## Required work
Keep only the lines that hold the string "this", filtering out the rest of the entries below.

## Information given
● ● ● ● ● ● ●
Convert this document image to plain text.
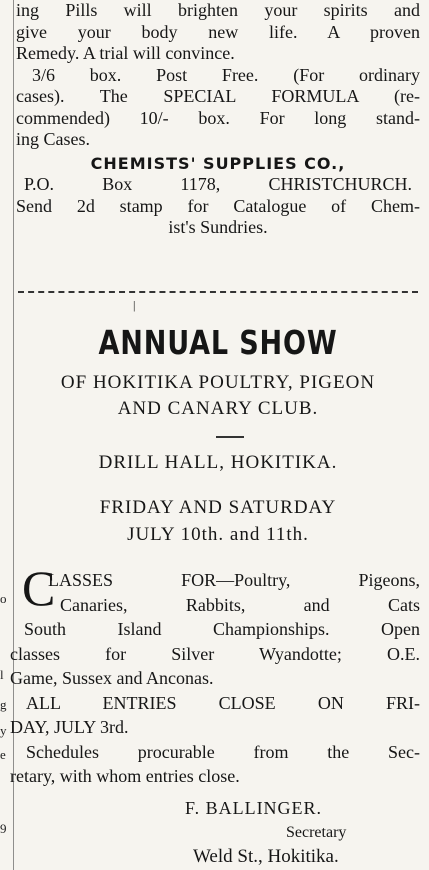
o
l
g
y
e
9
ing Pills will brighten your spirits and
give your body new life. A proven
Remedy. A trial will convince.
3/6 box. Post Free. (For ordinary
cases). The SPECIAL FORMULA (re-
commended) 10/- box. For long stand-
ing Cases.
CHEMISTS' SUPPLIES CO.,
P.O. Box 1178, CHRISTCHURCH.
Send 2d stamp for Catalogue of Chem-
ist's Sundries.
|
ANNUAL SHOW
OF HOKITIKA POULTRY, PIGEON
AND CANARY CLUB.
DRILL HALL, HOKITIKA.
FRIDAY AND SATURDAY
JULY 10th. and 11th.
C
LASSES FOR—Poultry, Pigeons,
Canaries, Rabbits, and Cats
South Island Championships. Open
classes for Silver Wyandotte; O.E.
Game, Sussex and Anconas.
ALL ENTRIES CLOSE ON FRI-
DAY, JULY 3rd.
Schedules procurable from the Sec-
retary, with whom entries close.
F. BALLINGER.
Secretary
Weld St., Hokitika.
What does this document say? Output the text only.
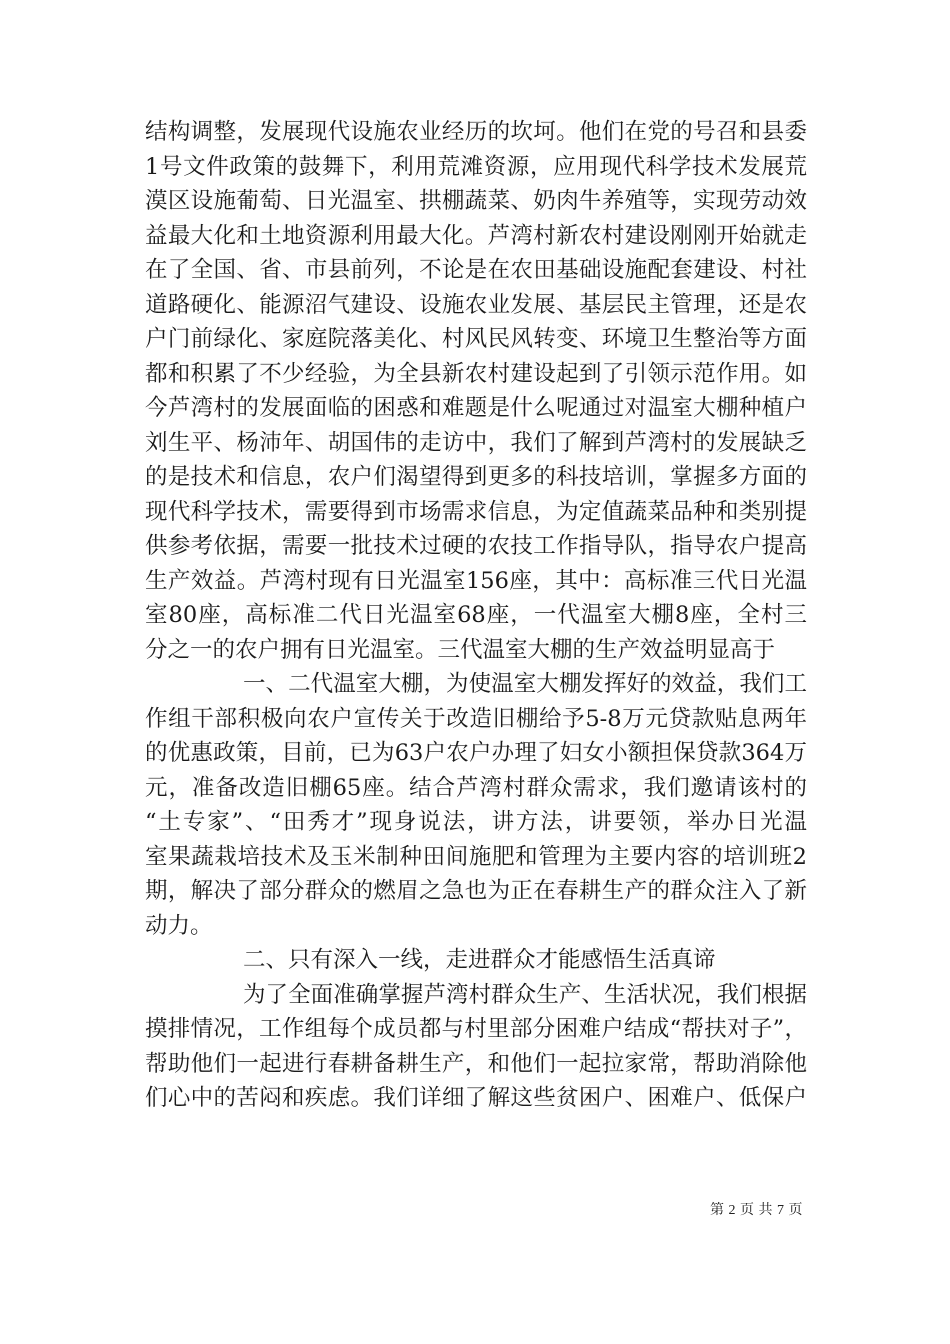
结构调整，发展现代设施农业经历的坎坷。他们在党的号召和县委
1号文件政策的鼓舞下，利用荒滩资源，应用现代科学技术发展荒
漠区设施葡萄、日光温室、拱棚蔬菜、奶肉牛养殖等，实现劳动效
益最大化和土地资源利用最大化。芦湾村新农村建设刚刚开始就走
在了全国、省、市县前列，不论是在农田基础设施配套建设、村社
道路硬化、能源沼气建设、设施农业发展、基层民主管理，还是农
户门前绿化、家庭院落美化、村风民风转变、环境卫生整治等方面
都和积累了不少经验，为全县新农村建设起到了引领示范作用。如
今芦湾村的发展面临的困惑和难题是什么呢通过对温室大棚种植户
刘生平、杨沛年、胡国伟的走访中，我们了解到芦湾村的发展缺乏
的是技术和信息，农户们渴望得到更多的科技培训，掌握多方面的
现代科学技术，需要得到市场需求信息，为定值蔬菜品种和类别提
供参考依据，需要一批技术过硬的农技工作指导队，指导农户提高
生产效益。芦湾村现有日光温室156座，其中：高标准三代日光温
室80座，高标准二代日光温室68座，一代温室大棚8座，全村三
分之一的农户拥有日光温室。三代温室大棚的生产效益明显高于
一、二代温室大棚，为使温室大棚发挥好的效益，我们工
作组干部积极向农户宣传关于改造旧棚给予5-8万元贷款贴息两年
的优惠政策，目前，已为63户农户办理了妇女小额担保贷款364万
元，准备改造旧棚65座。结合芦湾村群众需求，我们邀请该村的
“土专家”、“田秀才”现身说法，讲方法，讲要领，举办日光温
室果蔬栽培技术及玉米制种田间施肥和管理为主要内容的培训班2
期，解决了部分群众的燃眉之急也为正在春耕生产的群众注入了新
动力。
二、只有深入一线，走进群众才能感悟生活真谛
为了全面准确掌握芦湾村群众生产、生活状况，我们根据
摸排情况，工作组每个成员都与村里部分困难户结成“帮扶对子”，
帮助他们一起进行春耕备耕生产，和他们一起拉家常，帮助消除他
们心中的苦闷和疾虑。我们详细了解这些贫困户、困难户、低保户
第 2 页 共 7 页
● ● ● ● ● ● ●
## Response to the task
Convert this document image to plain text.
What does this document say? Output the text only.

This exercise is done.